>> Start

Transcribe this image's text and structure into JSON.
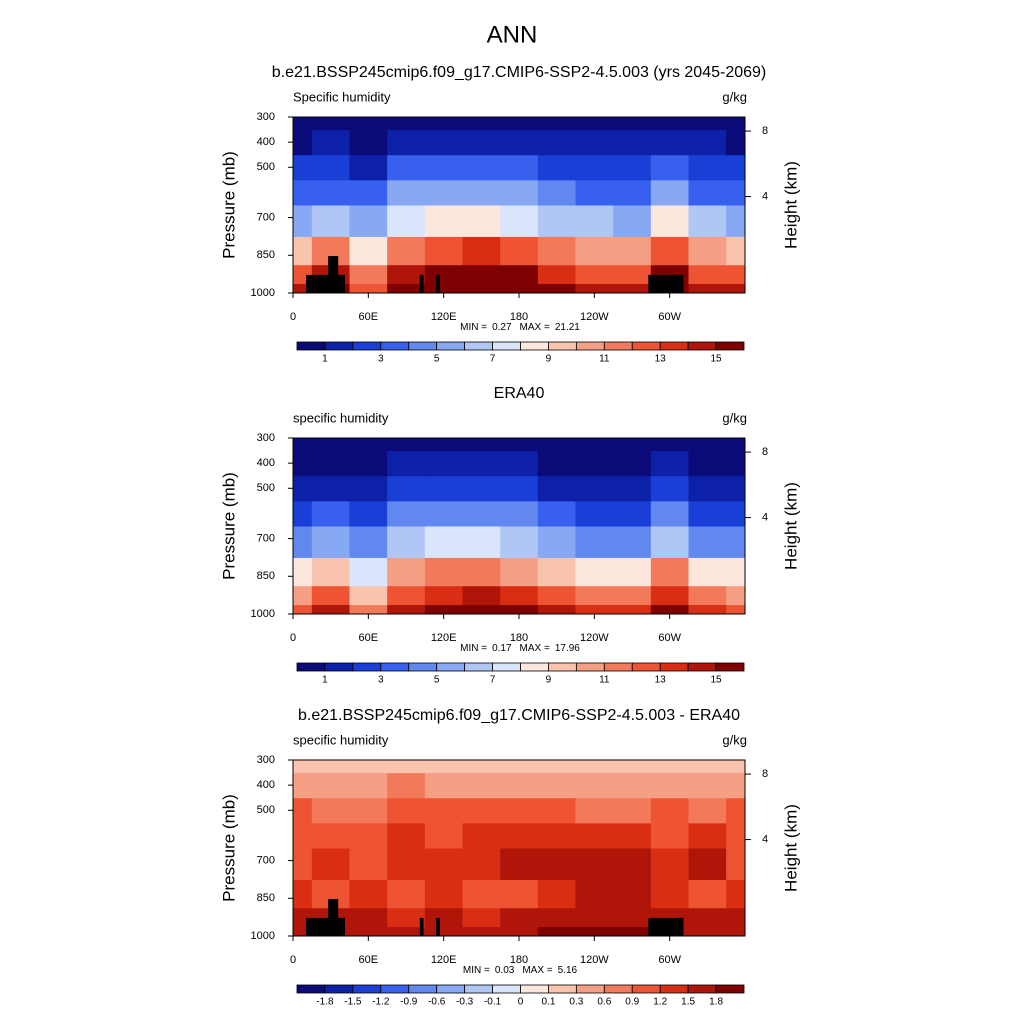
{
  "title": "ANN",
  "chart_data": [
    {
      "type": "contour",
      "title": "b.e21.BSSP245cmip6.f09_g17.CMIP6-SSP2-4.5.003 (yrs 2045-2069)",
      "field_label": "Specific humidity",
      "units": "g/kg",
      "ylabel": "Pressure (mb)",
      "y2label": "Height (km)",
      "x": [
        0,
        30,
        60,
        90,
        120,
        150,
        180,
        210,
        240,
        270,
        300,
        330,
        360
      ],
      "y": [
        1000,
        925,
        850,
        700,
        600,
        500,
        400,
        300
      ],
      "values": [
        [
          14,
          16,
          12,
          16,
          17,
          17.5,
          17,
          15.5,
          14.5,
          14.5,
          17,
          14.5,
          14
        ],
        [
          12,
          14,
          11,
          14,
          15,
          15.5,
          15,
          13.5,
          12.5,
          12.5,
          15,
          12.5,
          12
        ],
        [
          9.5,
          11,
          8.5,
          11.5,
          12.5,
          13,
          12,
          11,
          10,
          10,
          12.5,
          10,
          9.5
        ],
        [
          5.5,
          6.5,
          5,
          7.5,
          8.3,
          8.6,
          7.8,
          6.8,
          6,
          5.8,
          8.2,
          6,
          5.5
        ],
        [
          3.5,
          3.8,
          3,
          5,
          5.6,
          5.8,
          5.2,
          4.4,
          3.8,
          3.6,
          5.4,
          3.8,
          3.5
        ],
        [
          2,
          2.2,
          1.6,
          3,
          3.5,
          3.6,
          3.2,
          2.7,
          2.2,
          2.2,
          3.3,
          2.3,
          2
        ],
        [
          0.9,
          1.1,
          0.8,
          1.4,
          1.7,
          1.8,
          1.6,
          1.3,
          1,
          1,
          1.6,
          1.1,
          0.9
        ],
        [
          0.4,
          0.5,
          0.4,
          0.6,
          0.7,
          0.7,
          0.6,
          0.5,
          0.4,
          0.4,
          0.7,
          0.5,
          0.4
        ]
      ],
      "xlim": [
        0,
        360
      ],
      "xticks": [
        0,
        {
          "value": 60,
          "label": "60E"
        },
        {
          "value": 120,
          "label": "120E"
        },
        180,
        {
          "value": 240,
          "label": "120W"
        },
        {
          "value": 300,
          "label": "60W"
        }
      ],
      "ylim": [
        1000,
        300
      ],
      "yticks": [
        300,
        400,
        500,
        700,
        850,
        1000
      ],
      "y2ticks": [
        4,
        8
      ],
      "min_label": "MIN =",
      "min": 0.27,
      "max_label": "MAX =",
      "max": 21.21,
      "levels": [
        1,
        2,
        3,
        4,
        5,
        6,
        7,
        8,
        9,
        10,
        11,
        12,
        13,
        14,
        15
      ],
      "colorbar_ticks": [
        1,
        3,
        5,
        7,
        9,
        11,
        13,
        15
      ],
      "colors": [
        "#0a0a78",
        "#0d20a8",
        "#1a3fd6",
        "#3860ee",
        "#6088ef",
        "#87a8f2",
        "#b0c7f5",
        "#dae4fa",
        "#fde7dc",
        "#f9c3ad",
        "#f59f84",
        "#f27a5a",
        "#ee5433",
        "#d92e13",
        "#b0150a",
        "#7f0000"
      ],
      "terrain": [
        {
          "x0": 10.4,
          "x1": 41.4,
          "p": 928
        },
        {
          "x0": 28,
          "x1": 36,
          "p": 853
        },
        {
          "x0": 101,
          "x1": 104,
          "p": 928
        },
        {
          "x0": 114,
          "x1": 117,
          "p": 928
        },
        {
          "x0": 283,
          "x1": 311,
          "p": 928
        }
      ]
    },
    {
      "type": "contour",
      "title": "ERA40",
      "field_label": "specific humidity",
      "units": "g/kg",
      "ylabel": "Pressure (mb)",
      "y2label": "Height (km)",
      "x": [
        0,
        30,
        60,
        90,
        120,
        150,
        180,
        210,
        240,
        270,
        300,
        330,
        360
      ],
      "y": [
        1000,
        925,
        850,
        700,
        600,
        500,
        400,
        300
      ],
      "values": [
        [
          12.5,
          14,
          11,
          14.5,
          15.5,
          16,
          15.5,
          14,
          13,
          13,
          15,
          13,
          12.5
        ],
        [
          10.5,
          12,
          9.5,
          12.5,
          13.5,
          14,
          13.5,
          12,
          11,
          11,
          13,
          11,
          10.5
        ],
        [
          8.3,
          9.5,
          7.5,
          10,
          11,
          11.5,
          10.8,
          9.6,
          8.6,
          8.5,
          11,
          8.6,
          8.3
        ],
        [
          4.5,
          5.2,
          4,
          6.3,
          7,
          7.2,
          6.4,
          5.3,
          4.6,
          4.4,
          6.9,
          4.7,
          4.5
        ],
        [
          2.8,
          3,
          2.4,
          4,
          4.5,
          4.6,
          4,
          3.3,
          2.8,
          2.7,
          4.3,
          2.9,
          2.8
        ],
        [
          1.4,
          1.6,
          1.1,
          2.2,
          2.6,
          2.7,
          2.3,
          1.9,
          1.5,
          1.5,
          2.4,
          1.6,
          1.4
        ],
        [
          0.6,
          0.8,
          0.5,
          1,
          1.2,
          1.3,
          1.1,
          0.9,
          0.7,
          0.7,
          1.1,
          0.7,
          0.6
        ],
        [
          0.3,
          0.3,
          0.25,
          0.4,
          0.5,
          0.5,
          0.4,
          0.35,
          0.3,
          0.3,
          0.45,
          0.3,
          0.3
        ]
      ],
      "xlim": [
        0,
        360
      ],
      "xticks": [
        0,
        {
          "value": 60,
          "label": "60E"
        },
        {
          "value": 120,
          "label": "120E"
        },
        180,
        {
          "value": 240,
          "label": "120W"
        },
        {
          "value": 300,
          "label": "60W"
        }
      ],
      "ylim": [
        1000,
        300
      ],
      "yticks": [
        300,
        400,
        500,
        700,
        850,
        1000
      ],
      "y2ticks": [
        4,
        8
      ],
      "min_label": "MIN =",
      "min": 0.17,
      "max_label": "MAX =",
      "max": 17.96,
      "levels": [
        1,
        2,
        3,
        4,
        5,
        6,
        7,
        8,
        9,
        10,
        11,
        12,
        13,
        14,
        15
      ],
      "colorbar_ticks": [
        1,
        3,
        5,
        7,
        9,
        11,
        13,
        15
      ],
      "colors": [
        "#0a0a78",
        "#0d20a8",
        "#1a3fd6",
        "#3860ee",
        "#6088ef",
        "#87a8f2",
        "#b0c7f5",
        "#dae4fa",
        "#fde7dc",
        "#f9c3ad",
        "#f59f84",
        "#f27a5a",
        "#ee5433",
        "#d92e13",
        "#b0150a",
        "#7f0000"
      ]
    },
    {
      "type": "contour",
      "title": "b.e21.BSSP245cmip6.f09_g17.CMIP6-SSP2-4.5.003 - ERA40",
      "field_label": "specific humidity",
      "units": "g/kg",
      "ylabel": "Pressure (mb)",
      "y2label": "Height (km)",
      "x": [
        0,
        30,
        60,
        90,
        120,
        150,
        180,
        210,
        240,
        270,
        300,
        330,
        360
      ],
      "y": [
        1000,
        925,
        850,
        700,
        600,
        500,
        400,
        300
      ],
      "values": [
        [
          1.7,
          1.7,
          1.7,
          1.6,
          1.7,
          1.6,
          1.7,
          1.8,
          1.9,
          1.9,
          1.7,
          1.7,
          1.7
        ],
        [
          1.6,
          1.5,
          1.6,
          1.4,
          1.5,
          1.4,
          1.5,
          1.6,
          1.7,
          1.7,
          1.6,
          1.5,
          1.6
        ],
        [
          1.3,
          1,
          1.4,
          0.9,
          1.3,
          1,
          1.1,
          1.4,
          1.6,
          1.6,
          1.4,
          1,
          1.3
        ],
        [
          1.1,
          1.3,
          1.1,
          1.3,
          1.2,
          1.4,
          1.5,
          1.6,
          1.6,
          1.6,
          1.3,
          1.5,
          1.1
        ],
        [
          1.1,
          1,
          1,
          1.2,
          1.1,
          1.2,
          1.3,
          1.3,
          1.3,
          1.2,
          1.1,
          1.2,
          1.1
        ],
        [
          0.9,
          0.8,
          0.7,
          1,
          0.9,
          0.9,
          0.95,
          0.9,
          0.85,
          0.8,
          0.9,
          0.8,
          0.9
        ],
        [
          0.5,
          0.5,
          0.4,
          0.6,
          0.5,
          0.5,
          0.5,
          0.45,
          0.45,
          0.4,
          0.5,
          0.5,
          0.5
        ],
        [
          0.2,
          0.2,
          0.15,
          0.25,
          0.2,
          0.2,
          0.2,
          0.15,
          0.15,
          0.15,
          0.2,
          0.2,
          0.2
        ]
      ],
      "xlim": [
        0,
        360
      ],
      "xticks": [
        0,
        {
          "value": 60,
          "label": "60E"
        },
        {
          "value": 120,
          "label": "120E"
        },
        180,
        {
          "value": 240,
          "label": "120W"
        },
        {
          "value": 300,
          "label": "60W"
        }
      ],
      "ylim": [
        1000,
        300
      ],
      "yticks": [
        300,
        400,
        500,
        700,
        850,
        1000
      ],
      "y2ticks": [
        4,
        8
      ],
      "min_label": "MIN =",
      "min": 0.03,
      "max_label": "MAX =",
      "max": 5.16,
      "levels": [
        -1.8,
        -1.5,
        -1.2,
        -0.9,
        -0.6,
        -0.3,
        -0.1,
        0,
        0.1,
        0.3,
        0.6,
        0.9,
        1.2,
        1.5,
        1.8
      ],
      "colorbar_ticks": [
        -1.8,
        -1.5,
        -1.2,
        -0.9,
        -0.6,
        -0.3,
        -0.1,
        0,
        0.1,
        0.3,
        0.6,
        0.9,
        1.2,
        1.5,
        1.8
      ],
      "colors": [
        "#0a0a78",
        "#0d20a8",
        "#1a3fd6",
        "#3860ee",
        "#6088ef",
        "#87a8f2",
        "#b0c7f5",
        "#dae4fa",
        "#fde7dc",
        "#f9c3ad",
        "#f59f84",
        "#f27a5a",
        "#ee5433",
        "#d92e13",
        "#b0150a",
        "#7f0000"
      ],
      "terrain": [
        {
          "x0": 10.4,
          "x1": 41.4,
          "p": 928
        },
        {
          "x0": 28,
          "x1": 36,
          "p": 853
        },
        {
          "x0": 101,
          "x1": 104,
          "p": 928
        },
        {
          "x0": 114,
          "x1": 117,
          "p": 928
        },
        {
          "x0": 283,
          "x1": 311,
          "p": 928
        }
      ]
    }
  ]
}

>> End

(TASK REQUIREMENTS) Gather each line of the listing that holds the string "title".

(FINISHED ANSWER)
  "title": "ANN",
      "title": "b.e21.BSSP245cmip6.f09_g17.CMIP6-SSP2-4.5.003 (yrs 2045-2069)",
      "title": "ERA40",
      "title": "b.e21.BSSP245cmip6.f09_g17.CMIP6-SSP2-4.5.003 - ERA40",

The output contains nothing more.